*REQUIREMENT:*
Reproduce all of the data below without alteration; exclude every picture.

*DATA FOR PROCESSING:*
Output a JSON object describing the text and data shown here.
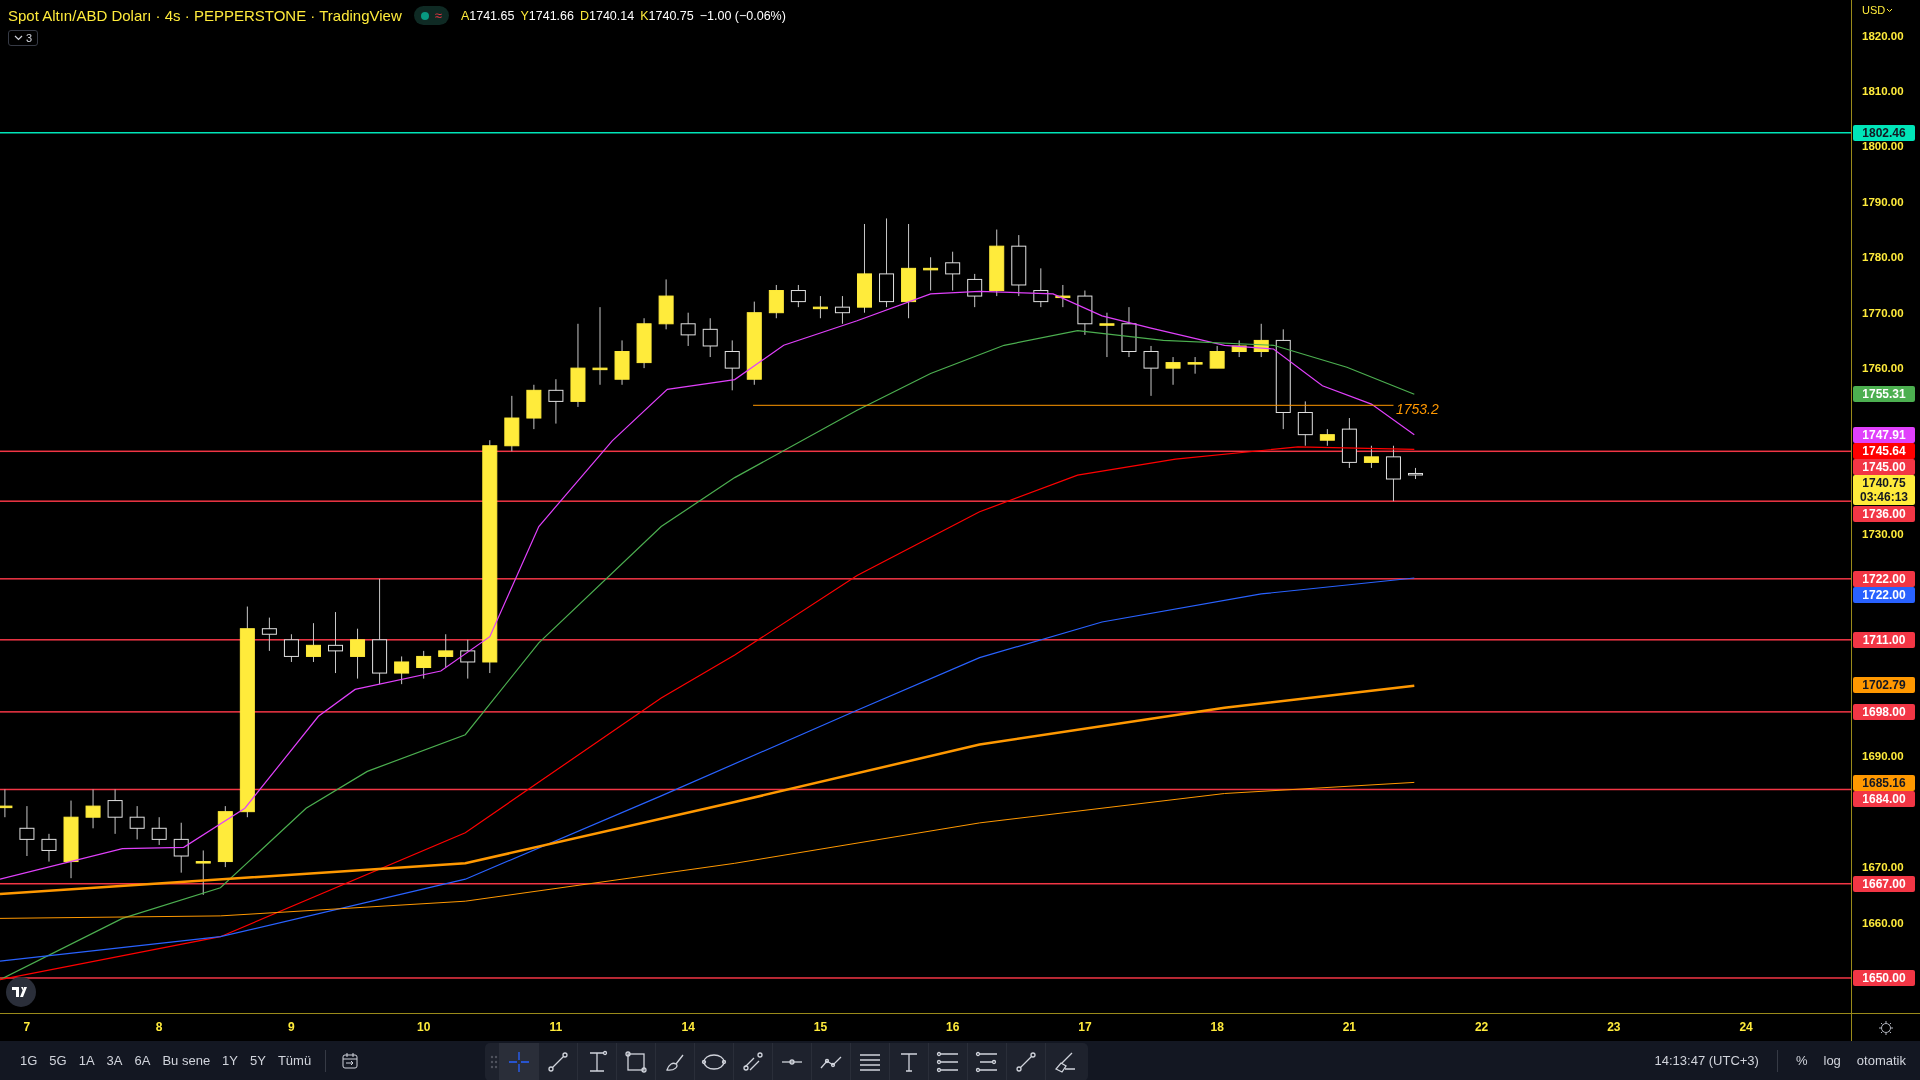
{
  "header": {
    "title": "Spot Altın/ABD Doları · 4s · PEPPERSTONE · TradingView",
    "status_symbol": "≈",
    "ohlc": [
      {
        "label": "A",
        "value": "1741.65"
      },
      {
        "label": "Y",
        "value": "1741.66"
      },
      {
        "label": "D",
        "value": "1740.14"
      },
      {
        "label": "K",
        "value": "1740.75"
      }
    ],
    "change": "−1.00 (−0.06%)",
    "indicators_count": "3"
  },
  "price_axis": {
    "currency": "USD",
    "ticks": [
      "1820.00",
      "1810.00",
      "1800.00",
      "1790.00",
      "1780.00",
      "1770.00",
      "1760.00",
      "1730.00",
      "1690.00",
      "1670.00",
      "1660.00"
    ],
    "tags": [
      {
        "kind": "level",
        "text": "1802.46",
        "color": "#00e5b8"
      },
      {
        "kind": "indicator",
        "text": "1755.31",
        "color": "#4caf50"
      },
      {
        "kind": "indicator",
        "text": "1747.91",
        "color": "#e040fb"
      },
      {
        "kind": "indicator",
        "text": "1745.64",
        "color": "#ff0000"
      },
      {
        "kind": "level",
        "text": "1745.00",
        "color": "#f23645"
      },
      {
        "kind": "last",
        "text": "1740.75",
        "sub": "03:46:13",
        "color": "#ffeb3b"
      },
      {
        "kind": "level",
        "text": "1736.00",
        "color": "#f23645"
      },
      {
        "kind": "level",
        "text": "1722.00",
        "color": "#f23645"
      },
      {
        "kind": "indicator",
        "text": "1722.00",
        "color": "#2962ff"
      },
      {
        "kind": "level",
        "text": "1711.00",
        "color": "#f23645"
      },
      {
        "kind": "indicator",
        "text": "1702.79",
        "color": "#ff9800"
      },
      {
        "kind": "level",
        "text": "1698.00",
        "color": "#f23645"
      },
      {
        "kind": "indicator",
        "text": "1685.16",
        "color": "#ff9800"
      },
      {
        "kind": "level",
        "text": "1684.00",
        "color": "#f23645"
      },
      {
        "kind": "level",
        "text": "1667.00",
        "color": "#f23645"
      },
      {
        "kind": "level",
        "text": "1650.00",
        "color": "#f23645"
      }
    ]
  },
  "annotation": "1753.2",
  "time_axis": [
    "7",
    "8",
    "9",
    "10",
    "11",
    "14",
    "15",
    "16",
    "17",
    "18",
    "21",
    "22",
    "23",
    "24"
  ],
  "bottom_bar": {
    "ranges": [
      "1G",
      "5G",
      "1A",
      "3A",
      "6A",
      "Bu sene",
      "1Y",
      "5Y",
      "Tümü"
    ],
    "tools": [
      {
        "selected": true
      },
      {
        "selected": false
      },
      {
        "selected": false
      },
      {
        "selected": false
      },
      {
        "selected": false
      },
      {
        "selected": false
      },
      {
        "selected": false
      },
      {
        "selected": false
      },
      {
        "selected": false
      },
      {
        "selected": false
      },
      {
        "selected": false
      },
      {
        "selected": false
      },
      {
        "selected": false
      },
      {
        "selected": false
      },
      {
        "selected": false
      }
    ],
    "clock": "14:13:47 (UTC+3)",
    "percent": "%",
    "log": "log",
    "scale_mode": "otomatik"
  }
}
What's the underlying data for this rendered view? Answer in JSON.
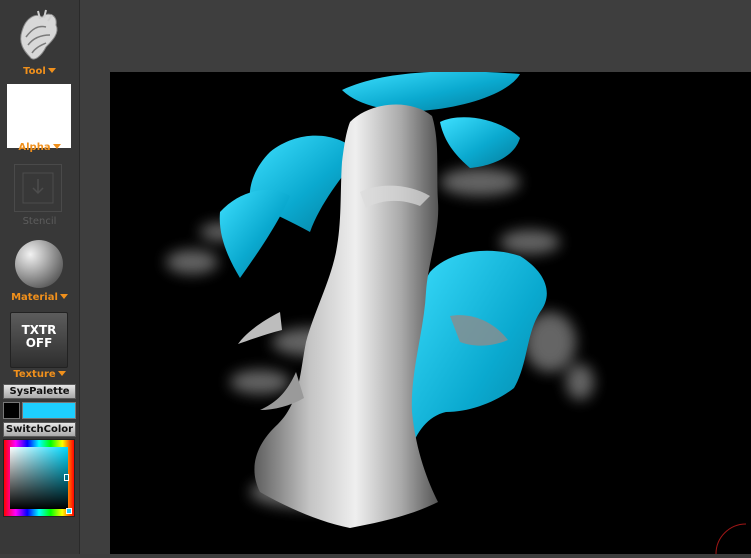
{
  "left_tray": {
    "tool": {
      "label": "Tool",
      "icon": "brush-tool-icon"
    },
    "alpha": {
      "label": "Alpha",
      "swatch_color": "#ffffff"
    },
    "stencil": {
      "label": "Stencil"
    },
    "material": {
      "label": "Material",
      "icon": "sphere-material-icon"
    },
    "texture": {
      "label": "Texture",
      "button_line1": "TXTR",
      "button_line2": "OFF"
    },
    "sys_palette_label": "SysPalette",
    "switch_color_label": "SwitchColor",
    "colors": {
      "main": "#1ecfff",
      "secondary": "#000000"
    }
  },
  "canvas": {
    "background": "#000000",
    "accent_color": "#1ecfff"
  }
}
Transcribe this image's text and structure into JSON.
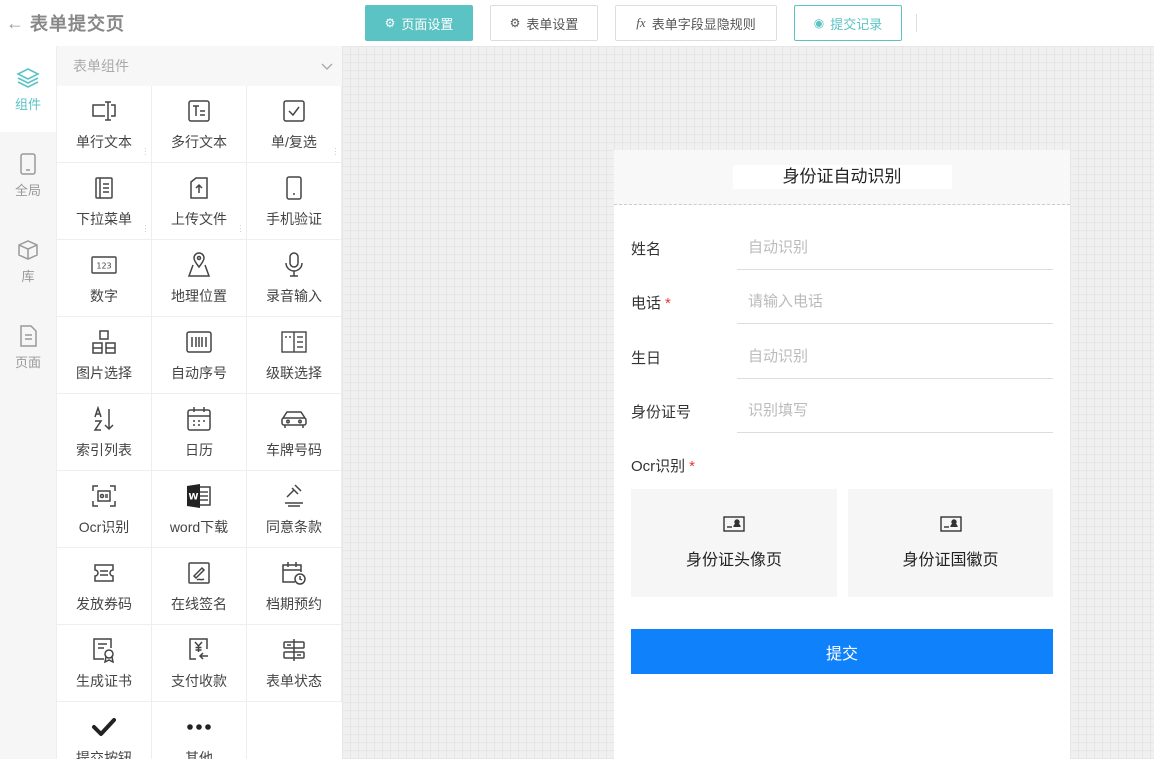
{
  "header": {
    "back_icon": "arrow-left-icon",
    "title": "表单提交页"
  },
  "toolbar": {
    "page_settings": "页面设置",
    "form_settings": "表单设置",
    "field_rules": "表单字段显隐规则",
    "submit_records": "提交记录"
  },
  "nav": [
    {
      "label": "组件",
      "icon": "layers-icon",
      "active": true
    },
    {
      "label": "全局",
      "icon": "tablet-icon"
    },
    {
      "label": "库",
      "icon": "box-icon"
    },
    {
      "label": "页面",
      "icon": "document-icon"
    }
  ],
  "panel": {
    "title": "表单组件",
    "items": [
      {
        "label": "单行文本",
        "icon": "text-input-icon"
      },
      {
        "label": "多行文本",
        "icon": "textarea-icon"
      },
      {
        "label": "单/复选",
        "icon": "checkbox-icon"
      },
      {
        "label": "下拉菜单",
        "icon": "dropdown-list-icon"
      },
      {
        "label": "上传文件",
        "icon": "upload-icon"
      },
      {
        "label": "手机验证",
        "icon": "phone-icon"
      },
      {
        "label": "数字",
        "icon": "number-icon"
      },
      {
        "label": "地理位置",
        "icon": "location-icon"
      },
      {
        "label": "录音输入",
        "icon": "microphone-icon"
      },
      {
        "label": "图片选择",
        "icon": "image-select-icon"
      },
      {
        "label": "自动序号",
        "icon": "barcode-icon"
      },
      {
        "label": "级联选择",
        "icon": "cascade-icon"
      },
      {
        "label": "索引列表",
        "icon": "sort-az-icon"
      },
      {
        "label": "日历",
        "icon": "calendar-icon"
      },
      {
        "label": "车牌号码",
        "icon": "car-icon"
      },
      {
        "label": "Ocr识别",
        "icon": "scan-id-icon"
      },
      {
        "label": "word下载",
        "icon": "word-icon"
      },
      {
        "label": "同意条款",
        "icon": "gavel-icon"
      },
      {
        "label": "发放券码",
        "icon": "coupon-icon"
      },
      {
        "label": "在线签名",
        "icon": "signature-icon"
      },
      {
        "label": "档期预约",
        "icon": "schedule-icon"
      },
      {
        "label": "生成证书",
        "icon": "certificate-icon"
      },
      {
        "label": "支付收款",
        "icon": "payment-icon"
      },
      {
        "label": "表单状态",
        "icon": "status-icon"
      },
      {
        "label": "提交按钮",
        "icon": "check-icon"
      },
      {
        "label": "其他",
        "icon": "more-icon"
      }
    ]
  },
  "form": {
    "title": "身份证自动识别",
    "fields": [
      {
        "label": "姓名",
        "placeholder": "自动识别",
        "required": false
      },
      {
        "label": "电话",
        "placeholder": "请输入电话",
        "required": true
      },
      {
        "label": "生日",
        "placeholder": "自动识别",
        "required": false
      },
      {
        "label": "身份证号",
        "placeholder": "识别填写",
        "required": false
      }
    ],
    "ocr": {
      "label": "Ocr识别",
      "required": true,
      "front": "身份证头像页",
      "back": "身份证国徽页"
    },
    "submit": "提交",
    "required_mark": "*"
  },
  "colors": {
    "accent": "#5bc3c4",
    "submit": "#0f82fb",
    "required": "#e33333"
  }
}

*FINISHED TASK:*
Output a JSON object describing the text and data shown here.
{
  "header": {
    "title": "Spot Altın/ABD Doları · 4s · PEPPERSTONE · TradingView",
    "status_symbol": "≈",
    "ohlc": [
      {
        "label": "A",
        "value": "1741.65"
      },
      {
        "label": "Y",
        "value": "1741.66"
      },
      {
        "label": "D",
        "value": "1740.14"
      },
      {
        "label": "K",
        "value": "1740.75"
      }
    ],
    "change": "−1.00 (−0.06%)",
    "indicators_count": "3"
  },
  "price_axis": {
    "currency": "USD",
    "ticks": [
      "1820.00",
      "1810.00",
      "1800.00",
      "1790.00",
      "1780.00",
      "1770.00",
      "1760.00",
      "1730.00",
      "1690.00",
      "1670.00",
      "1660.00"
    ],
    "tags": [
      {
        "kind": "level",
        "text": "1802.46",
        "color": "#00e5b8"
      },
      {
        "kind": "indicator",
        "text": "1755.31",
        "color": "#4caf50"
      },
      {
        "kind": "indicator",
        "text": "1747.91",
        "color": "#e040fb"
      },
      {
        "kind": "indicator",
        "text": "1745.64",
        "color": "#ff0000"
      },
      {
        "kind": "level",
        "text": "1745.00",
        "color": "#f23645"
      },
      {
        "kind": "last",
        "text": "1740.75",
        "sub": "03:46:13",
        "color": "#ffeb3b"
      },
      {
        "kind": "level",
        "text": "1736.00",
        "color": "#f23645"
      },
      {
        "kind": "level",
        "text": "1722.00",
        "color": "#f23645"
      },
      {
        "kind": "indicator",
        "text": "1722.00",
        "color": "#2962ff"
      },
      {
        "kind": "level",
        "text": "1711.00",
        "color": "#f23645"
      },
      {
        "kind": "indicator",
        "text": "1702.79",
        "color": "#ff9800"
      },
      {
        "kind": "level",
        "text": "1698.00",
        "color": "#f23645"
      },
      {
        "kind": "indicator",
        "text": "1685.16",
        "color": "#ff9800"
      },
      {
        "kind": "level",
        "text": "1684.00",
        "color": "#f23645"
      },
      {
        "kind": "level",
        "text": "1667.00",
        "color": "#f23645"
      },
      {
        "kind": "level",
        "text": "1650.00",
        "color": "#f23645"
      }
    ]
  },
  "annotation": "1753.2",
  "time_axis": [
    "7",
    "8",
    "9",
    "10",
    "11",
    "14",
    "15",
    "16",
    "17",
    "18",
    "21",
    "22",
    "23",
    "24"
  ],
  "bottom_bar": {
    "ranges": [
      "1G",
      "5G",
      "1A",
      "3A",
      "6A",
      "Bu sene",
      "1Y",
      "5Y",
      "Tümü"
    ],
    "tools": [
      {
        "selected": true
      },
      {
        "selected": false
      },
      {
        "selected": false
      },
      {
        "selected": false
      },
      {
        "selected": false
      },
      {
        "selected": false
      },
      {
        "selected": false
      },
      {
        "selected": false
      },
      {
        "selected": false
      },
      {
        "selected": false
      },
      {
        "selected": false
      },
      {
        "selected": false
      },
      {
        "selected": false
      },
      {
        "selected": false
      },
      {
        "selected": false
      }
    ],
    "clock": "14:13:47 (UTC+3)",
    "percent": "%",
    "log": "log",
    "scale_mode": "otomatik"
  }
}
What's the underlying data for this rendered view? Answer in JSON.
{
  "left_tray": {
    "tool": {
      "label": "Tool",
      "icon": "brush-tool-icon"
    },
    "alpha": {
      "label": "Alpha",
      "swatch_color": "#ffffff"
    },
    "stencil": {
      "label": "Stencil"
    },
    "material": {
      "label": "Material",
      "icon": "sphere-material-icon"
    },
    "texture": {
      "label": "Texture",
      "button_line1": "TXTR",
      "button_line2": "OFF"
    },
    "sys_palette_label": "SysPalette",
    "switch_color_label": "SwitchColor",
    "colors": {
      "main": "#1ecfff",
      "secondary": "#000000"
    }
  },
  "canvas": {
    "background": "#000000",
    "accent_color": "#1ecfff"
  }
}
Transcribe this image's text and structure into JSON.
{
  "header": {
    "back_icon": "arrow-left-icon",
    "title": "表单提交页"
  },
  "toolbar": {
    "page_settings": "页面设置",
    "form_settings": "表单设置",
    "field_rules": "表单字段显隐规则",
    "submit_records": "提交记录"
  },
  "nav": [
    {
      "label": "组件",
      "icon": "layers-icon",
      "active": true
    },
    {
      "label": "全局",
      "icon": "tablet-icon"
    },
    {
      "label": "库",
      "icon": "box-icon"
    },
    {
      "label": "页面",
      "icon": "document-icon"
    }
  ],
  "panel": {
    "title": "表单组件",
    "items": [
      {
        "label": "单行文本",
        "icon": "text-input-icon"
      },
      {
        "label": "多行文本",
        "icon": "textarea-icon"
      },
      {
        "label": "单/复选",
        "icon": "checkbox-icon"
      },
      {
        "label": "下拉菜单",
        "icon": "dropdown-list-icon"
      },
      {
        "label": "上传文件",
        "icon": "upload-icon"
      },
      {
        "label": "手机验证",
        "icon": "phone-icon"
      },
      {
        "label": "数字",
        "icon": "number-icon"
      },
      {
        "label": "地理位置",
        "icon": "location-icon"
      },
      {
        "label": "录音输入",
        "icon": "microphone-icon"
      },
      {
        "label": "图片选择",
        "icon": "image-select-icon"
      },
      {
        "label": "自动序号",
        "icon": "barcode-icon"
      },
      {
        "label": "级联选择",
        "icon": "cascade-icon"
      },
      {
        "label": "索引列表",
        "icon": "sort-az-icon"
      },
      {
        "label": "日历",
        "icon": "calendar-icon"
      },
      {
        "label": "车牌号码",
        "icon": "car-icon"
      },
      {
        "label": "Ocr识别",
        "icon": "scan-id-icon"
      },
      {
        "label": "word下载",
        "icon": "word-icon"
      },
      {
        "label": "同意条款",
        "icon": "gavel-icon"
      },
      {
        "label": "发放券码",
        "icon": "coupon-icon"
      },
      {
        "label": "在线签名",
        "icon": "signature-icon"
      },
      {
        "label": "档期预约",
        "icon": "schedule-icon"
      },
      {
        "label": "生成证书",
        "icon": "certificate-icon"
      },
      {
        "label": "支付收款",
        "icon": "payment-icon"
      },
      {
        "label": "表单状态",
        "icon": "status-icon"
      },
      {
        "label": "提交按钮",
        "icon": "check-icon"
      },
      {
        "label": "其他",
        "icon": "more-icon"
      }
    ]
  },
  "form": {
    "title": "身份证自动识别",
    "fields": [
      {
        "label": "姓名",
        "placeholder": "自动识别",
        "required": false
      },
      {
        "label": "电话",
        "placeholder": "请输入电话",
        "required": true
      },
      {
        "label": "生日",
        "placeholder": "自动识别",
        "required": false
      },
      {
        "label": "身份证号",
        "placeholder": "识别填写",
        "required": false
      }
    ],
    "ocr": {
      "label": "Ocr识别",
      "required": true,
      "front": "身份证头像页",
      "back": "身份证国徽页"
    },
    "submit": "提交",
    "required_mark": "*"
  },
  "colors": {
    "accent": "#5bc3c4",
    "submit": "#0f82fb",
    "required": "#e33333"
  }
}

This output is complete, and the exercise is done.